_EXERCISE GOAL_
Transcribe all the records exactly and omit any images they hold.

___

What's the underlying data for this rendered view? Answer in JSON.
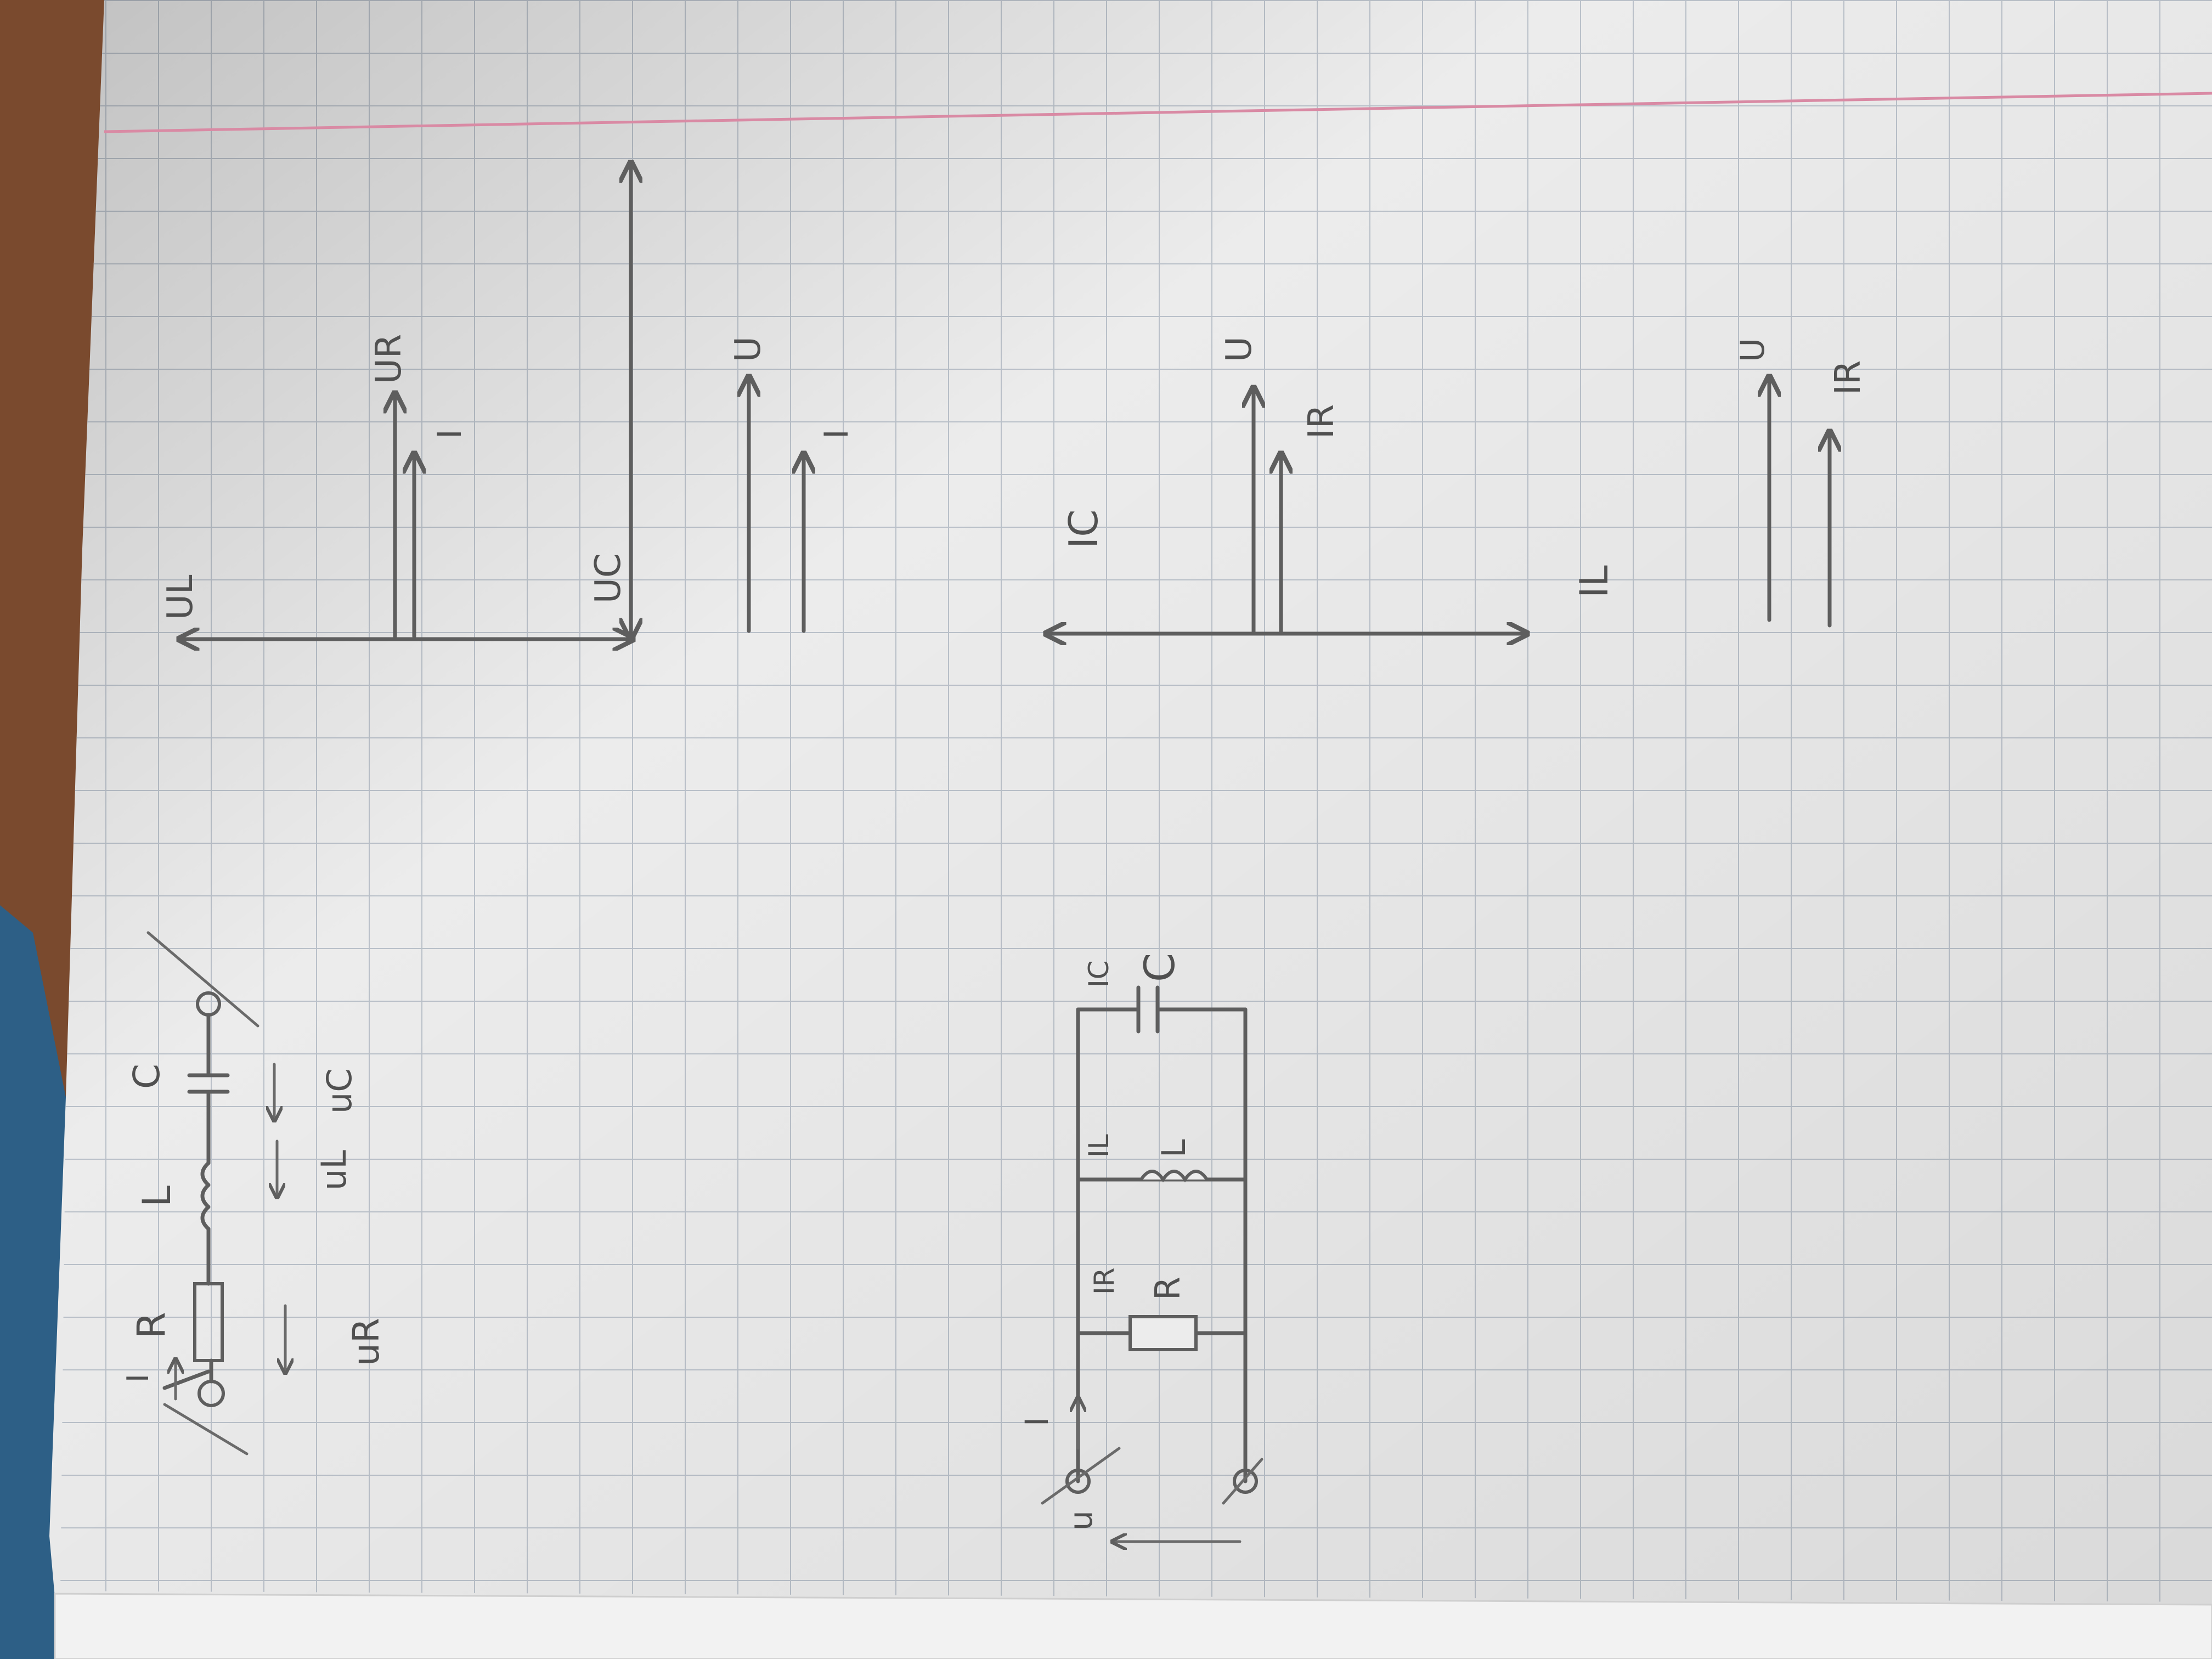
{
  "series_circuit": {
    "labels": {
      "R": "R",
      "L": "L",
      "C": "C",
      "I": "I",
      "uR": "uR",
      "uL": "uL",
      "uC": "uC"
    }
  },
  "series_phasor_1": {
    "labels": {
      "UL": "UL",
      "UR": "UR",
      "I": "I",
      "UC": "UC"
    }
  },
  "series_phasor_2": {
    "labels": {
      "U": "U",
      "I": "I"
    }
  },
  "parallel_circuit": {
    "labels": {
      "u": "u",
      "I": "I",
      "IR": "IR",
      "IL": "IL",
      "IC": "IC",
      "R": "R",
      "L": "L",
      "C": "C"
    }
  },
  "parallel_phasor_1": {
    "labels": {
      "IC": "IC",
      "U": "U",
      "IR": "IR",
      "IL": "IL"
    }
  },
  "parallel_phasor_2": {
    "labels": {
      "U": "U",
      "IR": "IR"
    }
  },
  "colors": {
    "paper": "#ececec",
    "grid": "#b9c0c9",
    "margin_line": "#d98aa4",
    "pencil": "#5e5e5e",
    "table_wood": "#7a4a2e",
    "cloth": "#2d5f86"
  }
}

___

_RESULT BELOW_
What's the underlying data for this rendered view? Answer in JSON.
{
  "series_circuit": {
    "labels": {
      "R": "R",
      "L": "L",
      "C": "C",
      "I": "I",
      "uR": "uR",
      "uL": "uL",
      "uC": "uC"
    }
  },
  "series_phasor_1": {
    "labels": {
      "UL": "UL",
      "UR": "UR",
      "I": "I",
      "UC": "UC"
    }
  },
  "series_phasor_2": {
    "labels": {
      "U": "U",
      "I": "I"
    }
  },
  "parallel_circuit": {
    "labels": {
      "u": "u",
      "I": "I",
      "IR": "IR",
      "IL": "IL",
      "IC": "IC",
      "R": "R",
      "L": "L",
      "C": "C"
    }
  },
  "parallel_phasor_1": {
    "labels": {
      "IC": "IC",
      "U": "U",
      "IR": "IR",
      "IL": "IL"
    }
  },
  "parallel_phasor_2": {
    "labels": {
      "U": "U",
      "IR": "IR"
    }
  },
  "colors": {
    "paper": "#ececec",
    "grid": "#b9c0c9",
    "margin_line": "#d98aa4",
    "pencil": "#5e5e5e",
    "table_wood": "#7a4a2e",
    "cloth": "#2d5f86"
  }
}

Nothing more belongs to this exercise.